## Work required
From the entries below, gather each line containing the word "this".

________________________

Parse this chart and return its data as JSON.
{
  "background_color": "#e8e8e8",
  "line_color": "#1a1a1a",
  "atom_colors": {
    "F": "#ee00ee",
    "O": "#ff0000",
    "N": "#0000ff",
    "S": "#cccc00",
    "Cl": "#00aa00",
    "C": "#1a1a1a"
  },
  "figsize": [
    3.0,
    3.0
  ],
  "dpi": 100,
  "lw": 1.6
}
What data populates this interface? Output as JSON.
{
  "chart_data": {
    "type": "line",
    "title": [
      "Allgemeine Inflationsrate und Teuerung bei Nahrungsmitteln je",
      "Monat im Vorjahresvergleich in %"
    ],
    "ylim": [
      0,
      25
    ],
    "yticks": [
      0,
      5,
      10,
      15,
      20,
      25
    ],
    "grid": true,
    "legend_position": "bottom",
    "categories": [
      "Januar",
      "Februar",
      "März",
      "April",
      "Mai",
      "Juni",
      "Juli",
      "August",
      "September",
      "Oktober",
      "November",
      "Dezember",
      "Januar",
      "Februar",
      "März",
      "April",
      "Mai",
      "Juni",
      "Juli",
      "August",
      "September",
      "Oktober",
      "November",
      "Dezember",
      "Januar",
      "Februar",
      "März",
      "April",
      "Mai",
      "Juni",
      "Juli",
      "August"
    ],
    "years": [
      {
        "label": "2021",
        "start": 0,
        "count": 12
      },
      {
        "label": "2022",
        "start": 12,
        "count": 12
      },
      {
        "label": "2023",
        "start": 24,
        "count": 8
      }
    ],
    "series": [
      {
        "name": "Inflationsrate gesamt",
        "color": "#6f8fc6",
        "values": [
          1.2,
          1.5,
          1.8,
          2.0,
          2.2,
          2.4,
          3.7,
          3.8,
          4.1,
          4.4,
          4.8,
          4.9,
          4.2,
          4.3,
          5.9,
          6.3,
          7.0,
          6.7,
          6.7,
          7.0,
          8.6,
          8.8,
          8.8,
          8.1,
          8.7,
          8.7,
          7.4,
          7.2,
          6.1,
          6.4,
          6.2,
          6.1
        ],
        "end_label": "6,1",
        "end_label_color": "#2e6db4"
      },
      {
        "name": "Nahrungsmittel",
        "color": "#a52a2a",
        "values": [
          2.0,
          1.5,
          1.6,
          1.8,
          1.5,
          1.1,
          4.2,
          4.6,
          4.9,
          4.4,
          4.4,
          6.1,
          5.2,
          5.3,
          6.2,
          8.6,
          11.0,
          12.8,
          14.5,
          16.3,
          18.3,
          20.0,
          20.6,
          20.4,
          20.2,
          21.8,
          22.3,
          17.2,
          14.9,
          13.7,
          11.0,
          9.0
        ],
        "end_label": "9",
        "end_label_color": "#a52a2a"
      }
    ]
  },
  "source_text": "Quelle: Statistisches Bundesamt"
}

________________________

## Full response
Parse this chart and return its data as JSON.
What data populates this interface? Output as JSON.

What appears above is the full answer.